**Set task:** For each line below that includes the word "JSON", make a copy.

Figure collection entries
==========

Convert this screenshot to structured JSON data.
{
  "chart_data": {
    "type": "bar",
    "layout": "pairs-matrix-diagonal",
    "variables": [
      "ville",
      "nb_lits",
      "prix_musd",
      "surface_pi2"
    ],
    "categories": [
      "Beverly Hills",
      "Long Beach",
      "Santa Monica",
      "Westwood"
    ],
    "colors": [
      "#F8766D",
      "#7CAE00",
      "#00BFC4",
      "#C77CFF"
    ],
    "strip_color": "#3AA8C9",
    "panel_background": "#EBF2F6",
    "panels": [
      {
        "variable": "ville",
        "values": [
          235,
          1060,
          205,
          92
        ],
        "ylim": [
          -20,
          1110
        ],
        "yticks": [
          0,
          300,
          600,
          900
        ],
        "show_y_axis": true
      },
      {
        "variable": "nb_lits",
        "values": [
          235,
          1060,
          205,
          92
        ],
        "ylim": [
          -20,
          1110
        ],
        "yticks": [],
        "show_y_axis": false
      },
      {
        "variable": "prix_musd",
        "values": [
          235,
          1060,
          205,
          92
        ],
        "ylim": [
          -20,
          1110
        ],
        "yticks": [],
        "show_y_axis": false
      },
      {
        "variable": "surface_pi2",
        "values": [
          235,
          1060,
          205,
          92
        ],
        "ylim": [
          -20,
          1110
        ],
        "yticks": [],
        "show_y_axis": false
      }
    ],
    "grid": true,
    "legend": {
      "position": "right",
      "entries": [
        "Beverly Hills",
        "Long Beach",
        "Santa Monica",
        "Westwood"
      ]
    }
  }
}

==========

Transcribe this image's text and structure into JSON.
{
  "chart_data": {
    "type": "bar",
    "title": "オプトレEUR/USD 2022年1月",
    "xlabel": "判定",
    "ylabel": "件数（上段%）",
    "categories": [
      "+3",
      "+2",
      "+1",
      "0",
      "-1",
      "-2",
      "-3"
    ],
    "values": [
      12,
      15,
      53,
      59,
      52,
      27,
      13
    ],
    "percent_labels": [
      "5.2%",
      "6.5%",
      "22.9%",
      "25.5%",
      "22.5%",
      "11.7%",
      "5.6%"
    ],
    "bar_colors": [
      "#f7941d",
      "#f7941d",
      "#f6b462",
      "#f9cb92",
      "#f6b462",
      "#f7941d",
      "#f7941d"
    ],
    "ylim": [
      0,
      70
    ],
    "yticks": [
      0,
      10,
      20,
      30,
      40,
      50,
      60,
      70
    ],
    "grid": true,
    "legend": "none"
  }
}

==========

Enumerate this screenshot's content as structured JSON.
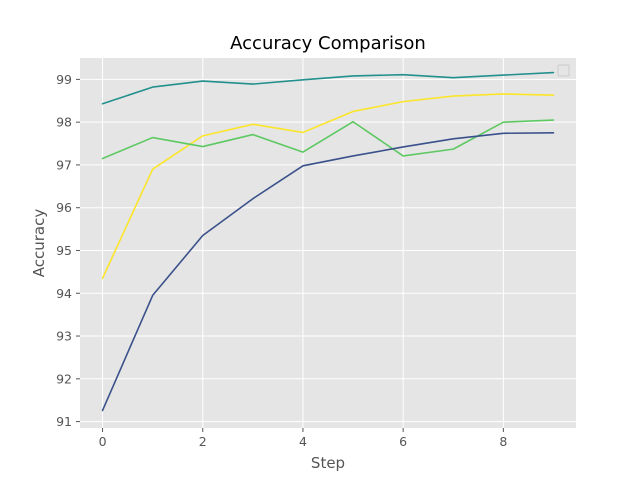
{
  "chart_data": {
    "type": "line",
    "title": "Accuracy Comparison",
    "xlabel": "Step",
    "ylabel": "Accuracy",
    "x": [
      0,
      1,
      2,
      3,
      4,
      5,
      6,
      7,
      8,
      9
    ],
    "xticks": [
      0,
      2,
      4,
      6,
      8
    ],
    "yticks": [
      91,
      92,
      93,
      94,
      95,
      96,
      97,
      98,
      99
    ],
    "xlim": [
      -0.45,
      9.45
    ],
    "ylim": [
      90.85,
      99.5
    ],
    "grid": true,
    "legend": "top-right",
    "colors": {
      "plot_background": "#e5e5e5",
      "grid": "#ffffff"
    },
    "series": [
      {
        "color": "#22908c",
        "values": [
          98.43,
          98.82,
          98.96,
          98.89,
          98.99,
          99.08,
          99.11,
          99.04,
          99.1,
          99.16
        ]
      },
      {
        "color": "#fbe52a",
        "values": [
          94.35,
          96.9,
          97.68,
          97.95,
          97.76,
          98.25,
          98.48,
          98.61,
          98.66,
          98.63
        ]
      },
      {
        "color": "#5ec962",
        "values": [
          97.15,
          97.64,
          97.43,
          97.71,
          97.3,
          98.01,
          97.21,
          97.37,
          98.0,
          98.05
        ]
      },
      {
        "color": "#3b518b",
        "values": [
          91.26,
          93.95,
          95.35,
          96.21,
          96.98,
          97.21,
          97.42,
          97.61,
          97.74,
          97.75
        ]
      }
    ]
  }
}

==========

**Output of the exercise:**
Convert this screenshot to structured JSON data.
Transcribe this image's text and structure into JSON.
Enumerate this screenshot's content as structured JSON.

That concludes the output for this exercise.